- **Given request**: Scan the records below. List lines holding "title".
-- Start Dataset records --
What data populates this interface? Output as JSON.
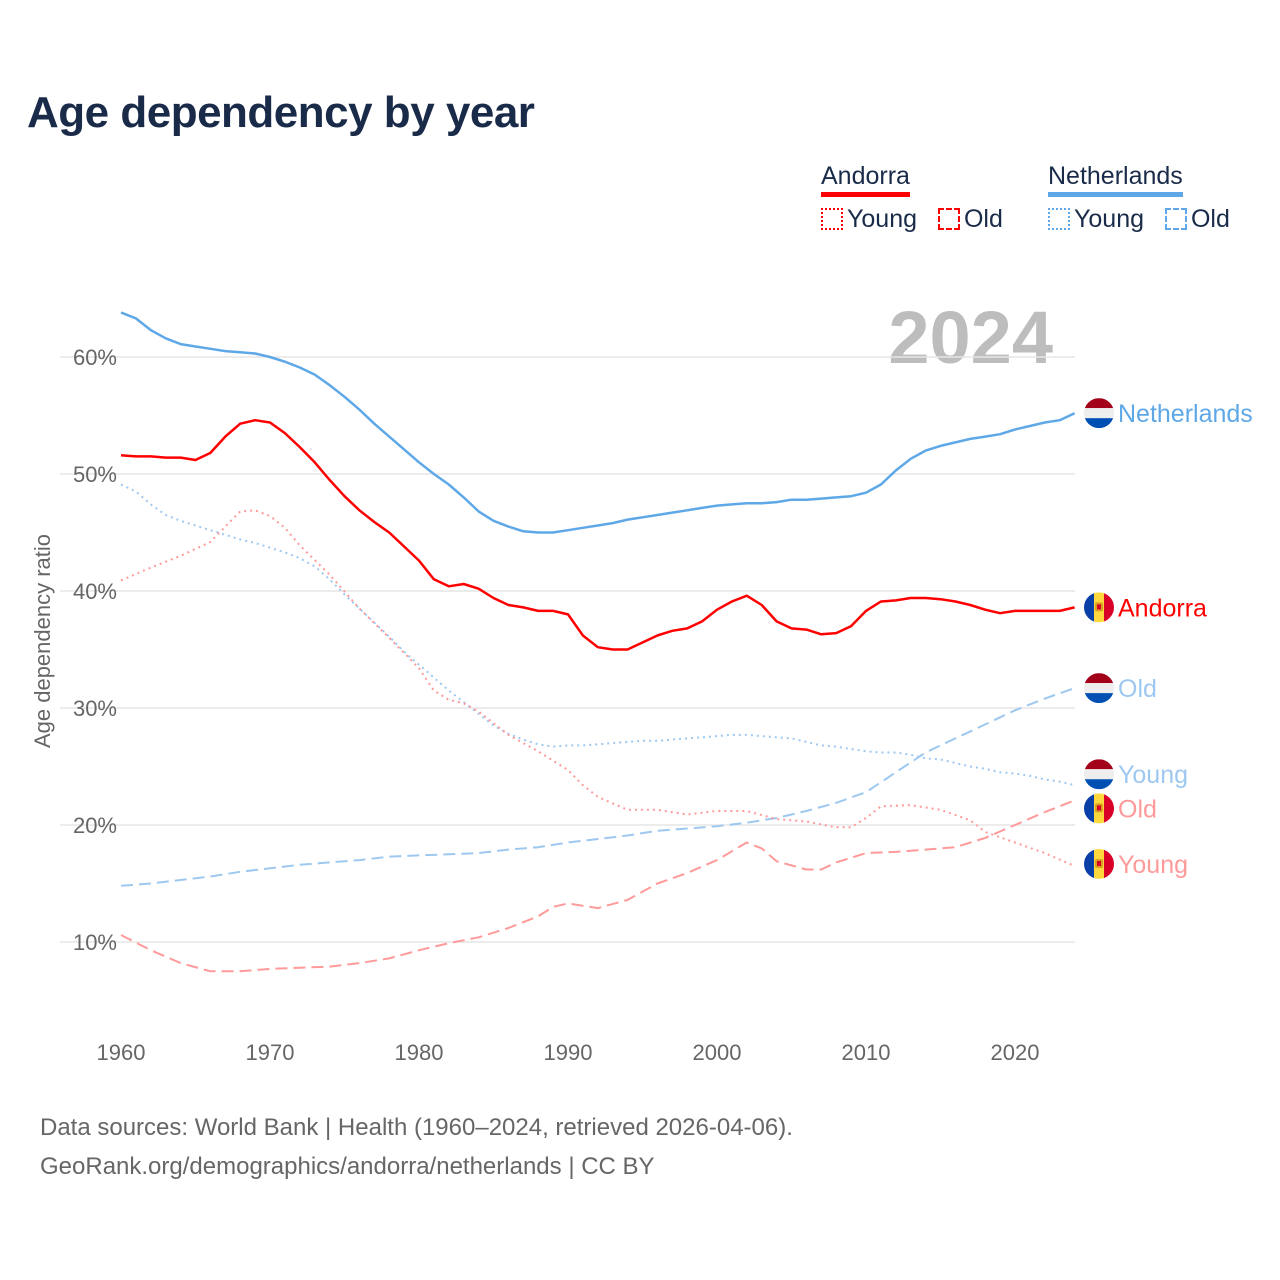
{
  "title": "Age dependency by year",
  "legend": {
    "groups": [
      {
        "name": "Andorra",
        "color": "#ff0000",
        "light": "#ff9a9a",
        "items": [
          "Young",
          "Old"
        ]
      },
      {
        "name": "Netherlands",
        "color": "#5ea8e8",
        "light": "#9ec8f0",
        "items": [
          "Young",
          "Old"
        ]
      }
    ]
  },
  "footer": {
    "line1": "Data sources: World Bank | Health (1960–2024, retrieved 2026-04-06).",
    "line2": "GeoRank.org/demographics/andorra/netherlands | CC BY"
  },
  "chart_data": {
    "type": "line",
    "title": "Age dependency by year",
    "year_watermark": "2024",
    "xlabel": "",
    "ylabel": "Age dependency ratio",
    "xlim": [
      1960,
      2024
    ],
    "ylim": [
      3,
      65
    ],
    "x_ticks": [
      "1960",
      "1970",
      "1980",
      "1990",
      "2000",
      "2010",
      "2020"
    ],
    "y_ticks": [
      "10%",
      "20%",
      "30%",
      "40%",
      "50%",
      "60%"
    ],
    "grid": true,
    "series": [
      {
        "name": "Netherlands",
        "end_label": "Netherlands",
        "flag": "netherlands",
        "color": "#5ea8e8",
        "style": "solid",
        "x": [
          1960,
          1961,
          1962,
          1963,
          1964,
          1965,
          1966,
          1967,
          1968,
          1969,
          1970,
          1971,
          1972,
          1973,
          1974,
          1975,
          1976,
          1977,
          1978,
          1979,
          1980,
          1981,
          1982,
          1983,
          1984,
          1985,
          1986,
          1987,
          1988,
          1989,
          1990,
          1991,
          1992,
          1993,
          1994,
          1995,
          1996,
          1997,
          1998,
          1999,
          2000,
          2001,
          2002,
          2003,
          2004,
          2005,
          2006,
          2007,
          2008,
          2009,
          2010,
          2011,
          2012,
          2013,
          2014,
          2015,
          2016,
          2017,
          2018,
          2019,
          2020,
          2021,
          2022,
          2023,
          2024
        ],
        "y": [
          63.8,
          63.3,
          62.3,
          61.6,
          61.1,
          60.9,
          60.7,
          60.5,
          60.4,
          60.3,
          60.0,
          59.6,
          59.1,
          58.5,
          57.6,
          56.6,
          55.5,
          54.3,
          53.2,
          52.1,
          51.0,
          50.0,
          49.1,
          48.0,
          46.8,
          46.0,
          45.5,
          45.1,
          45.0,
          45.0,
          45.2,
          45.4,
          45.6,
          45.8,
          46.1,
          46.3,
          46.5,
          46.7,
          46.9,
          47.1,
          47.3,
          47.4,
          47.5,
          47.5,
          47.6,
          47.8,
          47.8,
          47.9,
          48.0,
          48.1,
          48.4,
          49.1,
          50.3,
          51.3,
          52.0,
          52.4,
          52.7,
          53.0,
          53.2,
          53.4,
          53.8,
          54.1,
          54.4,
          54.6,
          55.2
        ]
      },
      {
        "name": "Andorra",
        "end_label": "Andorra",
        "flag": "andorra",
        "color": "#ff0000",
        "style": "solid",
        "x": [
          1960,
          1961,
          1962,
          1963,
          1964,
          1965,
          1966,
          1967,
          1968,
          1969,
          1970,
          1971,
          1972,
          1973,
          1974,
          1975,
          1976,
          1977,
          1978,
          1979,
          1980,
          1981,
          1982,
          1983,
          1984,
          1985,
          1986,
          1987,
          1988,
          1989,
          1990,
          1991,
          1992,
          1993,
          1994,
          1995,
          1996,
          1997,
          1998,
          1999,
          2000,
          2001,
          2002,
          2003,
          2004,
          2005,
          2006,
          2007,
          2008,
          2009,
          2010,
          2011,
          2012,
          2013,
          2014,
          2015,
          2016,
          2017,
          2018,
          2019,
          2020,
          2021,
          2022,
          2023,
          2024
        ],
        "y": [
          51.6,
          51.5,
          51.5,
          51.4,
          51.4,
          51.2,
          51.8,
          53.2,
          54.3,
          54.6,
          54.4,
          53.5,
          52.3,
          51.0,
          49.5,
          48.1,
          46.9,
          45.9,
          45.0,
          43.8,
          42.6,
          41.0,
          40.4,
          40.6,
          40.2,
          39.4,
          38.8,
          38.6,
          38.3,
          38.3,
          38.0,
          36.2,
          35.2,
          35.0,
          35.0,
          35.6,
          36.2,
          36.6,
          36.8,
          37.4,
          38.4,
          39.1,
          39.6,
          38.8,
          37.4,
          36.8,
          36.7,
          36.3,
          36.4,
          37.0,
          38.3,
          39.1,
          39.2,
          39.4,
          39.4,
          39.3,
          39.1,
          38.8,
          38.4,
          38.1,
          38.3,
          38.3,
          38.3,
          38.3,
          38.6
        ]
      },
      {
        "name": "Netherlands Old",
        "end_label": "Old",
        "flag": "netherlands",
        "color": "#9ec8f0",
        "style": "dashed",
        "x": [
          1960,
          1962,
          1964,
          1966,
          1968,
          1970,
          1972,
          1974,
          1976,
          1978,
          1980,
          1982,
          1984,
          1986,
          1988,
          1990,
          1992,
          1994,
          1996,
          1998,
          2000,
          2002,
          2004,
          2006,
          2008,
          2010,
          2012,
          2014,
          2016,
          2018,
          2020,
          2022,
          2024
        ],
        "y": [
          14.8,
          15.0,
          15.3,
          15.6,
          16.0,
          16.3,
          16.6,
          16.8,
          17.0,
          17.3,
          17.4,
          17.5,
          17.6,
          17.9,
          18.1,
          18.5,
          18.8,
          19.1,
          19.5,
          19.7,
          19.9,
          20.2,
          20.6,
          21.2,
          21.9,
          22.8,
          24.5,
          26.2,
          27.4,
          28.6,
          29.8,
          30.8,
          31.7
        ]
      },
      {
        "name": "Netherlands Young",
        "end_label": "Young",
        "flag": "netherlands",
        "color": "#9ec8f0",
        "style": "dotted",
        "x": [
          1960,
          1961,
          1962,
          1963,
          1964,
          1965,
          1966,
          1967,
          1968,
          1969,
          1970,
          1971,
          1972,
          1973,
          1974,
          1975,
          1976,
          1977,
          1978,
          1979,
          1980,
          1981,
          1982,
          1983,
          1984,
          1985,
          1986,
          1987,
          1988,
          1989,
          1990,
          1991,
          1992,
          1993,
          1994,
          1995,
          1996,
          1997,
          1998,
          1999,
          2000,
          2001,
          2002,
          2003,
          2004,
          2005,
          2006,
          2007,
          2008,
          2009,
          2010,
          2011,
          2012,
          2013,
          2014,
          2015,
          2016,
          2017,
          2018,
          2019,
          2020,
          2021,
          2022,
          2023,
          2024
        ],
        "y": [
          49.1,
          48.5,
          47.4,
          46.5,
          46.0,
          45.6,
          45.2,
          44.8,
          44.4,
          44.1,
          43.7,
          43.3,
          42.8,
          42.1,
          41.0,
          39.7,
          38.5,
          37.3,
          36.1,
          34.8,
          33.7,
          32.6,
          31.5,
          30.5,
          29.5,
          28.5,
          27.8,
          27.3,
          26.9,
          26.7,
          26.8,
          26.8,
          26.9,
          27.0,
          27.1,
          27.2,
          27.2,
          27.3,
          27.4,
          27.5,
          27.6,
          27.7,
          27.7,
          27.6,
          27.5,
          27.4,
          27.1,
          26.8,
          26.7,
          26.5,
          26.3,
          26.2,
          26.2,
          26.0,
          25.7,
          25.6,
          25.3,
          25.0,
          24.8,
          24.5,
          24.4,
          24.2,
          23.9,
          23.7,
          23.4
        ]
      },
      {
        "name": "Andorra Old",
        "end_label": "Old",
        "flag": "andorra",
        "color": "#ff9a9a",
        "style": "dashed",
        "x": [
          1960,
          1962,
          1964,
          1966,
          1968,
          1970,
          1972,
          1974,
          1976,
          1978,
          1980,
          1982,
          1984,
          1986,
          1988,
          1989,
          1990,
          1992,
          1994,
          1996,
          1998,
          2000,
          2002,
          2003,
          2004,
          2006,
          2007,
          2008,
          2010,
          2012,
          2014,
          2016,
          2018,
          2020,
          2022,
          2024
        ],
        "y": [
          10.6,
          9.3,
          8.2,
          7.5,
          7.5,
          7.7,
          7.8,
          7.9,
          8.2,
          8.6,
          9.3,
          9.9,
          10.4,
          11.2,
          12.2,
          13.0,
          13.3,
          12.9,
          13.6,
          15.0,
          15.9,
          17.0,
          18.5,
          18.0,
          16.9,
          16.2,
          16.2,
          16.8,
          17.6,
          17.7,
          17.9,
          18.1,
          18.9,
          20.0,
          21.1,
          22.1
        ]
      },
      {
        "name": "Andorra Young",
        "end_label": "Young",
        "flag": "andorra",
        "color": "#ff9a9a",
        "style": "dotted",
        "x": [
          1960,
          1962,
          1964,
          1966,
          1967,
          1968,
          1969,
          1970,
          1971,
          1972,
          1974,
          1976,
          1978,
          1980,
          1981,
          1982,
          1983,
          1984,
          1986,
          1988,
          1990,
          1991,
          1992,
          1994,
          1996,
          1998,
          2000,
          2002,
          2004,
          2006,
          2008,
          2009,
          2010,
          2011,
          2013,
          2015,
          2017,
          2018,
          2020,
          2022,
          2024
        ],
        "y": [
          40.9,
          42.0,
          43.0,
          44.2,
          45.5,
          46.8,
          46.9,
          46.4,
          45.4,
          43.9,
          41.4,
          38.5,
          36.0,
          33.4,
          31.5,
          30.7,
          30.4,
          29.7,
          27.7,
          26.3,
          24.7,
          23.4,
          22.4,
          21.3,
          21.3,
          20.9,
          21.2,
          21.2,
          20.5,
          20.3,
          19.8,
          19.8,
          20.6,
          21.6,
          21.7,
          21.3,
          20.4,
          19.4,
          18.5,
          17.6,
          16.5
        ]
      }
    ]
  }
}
-- End Dataset records --
- **Expected answer**:
  "title": "Age dependency by year",
    "title": "Age dependency by year",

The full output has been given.